Omit every picture and write out the rest of the records exactly.

★ ★ ★ ★ ★

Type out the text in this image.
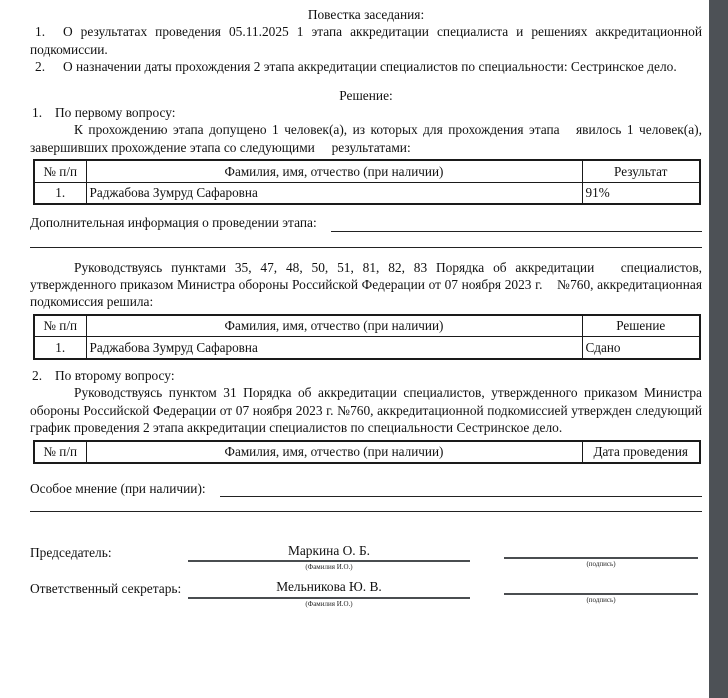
Повестка заседания:
1. О результатах проведения 05.11.2025 1 этапа аккредитации специалиста и решениях аккредитационной подкомиссии.
2. О назначении даты прохождения 2 этапа аккредитации специалистов по специальности: Сестринское дело.
Решение:
1. По первому вопросу:
К прохождению этапа допущено 1 человек(а), из которых для прохождения этапа   явилось 1 человек(а), завершивших прохождение этапа со следующими     результатами:
№ п/п	Фамилия, имя, отчество (при наличии)	Результат
1.	Раджабова Зумруд Сафаровна	91%
Дополнительная информация о проведении этапа:
Руководствуясь пунктами 35, 47, 48, 50, 51, 81, 82, 83 Порядка об аккредитации   специалистов, утвержденного приказом Министра обороны Российской Федерации от 07 ноября 2023 г.    №760, аккредитационная подкомиссия решила:
№ п/п	Фамилия, имя, отчество (при наличии)	Решение
1.	Раджабова Зумруд Сафаровна	Сдано
2. По второму вопросу:
Руководствуясь пунктом 31 Порядка об аккредитации специалистов, утвержденного приказом Министра обороны Российской Федерации от 07 ноября 2023 г. №760, аккредитационной подкомиссией утвержден следующий график проведения 2 этапа аккредитации специалистов по специальности Сестринское дело.
№ п/п	Фамилия, имя, отчество (при наличии)	Дата проведения
Особое мнение (при наличии):
Председатель:	Маркина О. Б.
(Фамилия И.О.)	(подпись)
Ответственный секретарь:	Мельникова Ю. В.
(Фамилия И.О.)	(подпись)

★ ★ ★ ★ ★

COMPLETE RESPONSE
Type out the text in this image.
Повестка заседания:
1. О результатах проведения 05.11.2025 1 этапа аккредитации специалиста и решениях аккредитационной подкомиссии.
2. О назначении даты прохождения 2 этапа аккредитации специалистов по специальности: Сестринское дело.
Решение:
1. По первому вопросу:
К прохождению этапа допущено 1 человек(а), из которых для прохождения этапа   явилось 1 человек(а), завершивших прохождение этапа со следующими     результатами:
№ п/п	Фамилия, имя, отчество (при наличии)	Результат
1.	Раджабова Зумруд Сафаровна	91%
Дополнительная информация о проведении этапа:
Руководствуясь пунктами 35, 47, 48, 50, 51, 81, 82, 83 Порядка об аккредитации   специалистов, утвержденного приказом Министра обороны Российской Федерации от 07 ноября 2023 г.    №760, аккредитационная подкомиссия решила:
№ п/п	Фамилия, имя, отчество (при наличии)	Решение
1.	Раджабова Зумруд Сафаровна	Сдано
2. По второму вопросу:
Руководствуясь пунктом 31 Порядка об аккредитации специалистов, утвержденного приказом Министра обороны Российской Федерации от 07 ноября 2023 г. №760, аккредитационной подкомиссией утвержден следующий график проведения 2 этапа аккредитации специалистов по специальности Сестринское дело.
№ п/п	Фамилия, имя, отчество (при наличии)	Дата проведения
Особое мнение (при наличии):
Председатель:	Маркина О. Б.
(Фамилия И.О.)	(подпись)
Ответственный секретарь:	Мельникова Ю. В.
(Фамилия И.О.)	(подпись)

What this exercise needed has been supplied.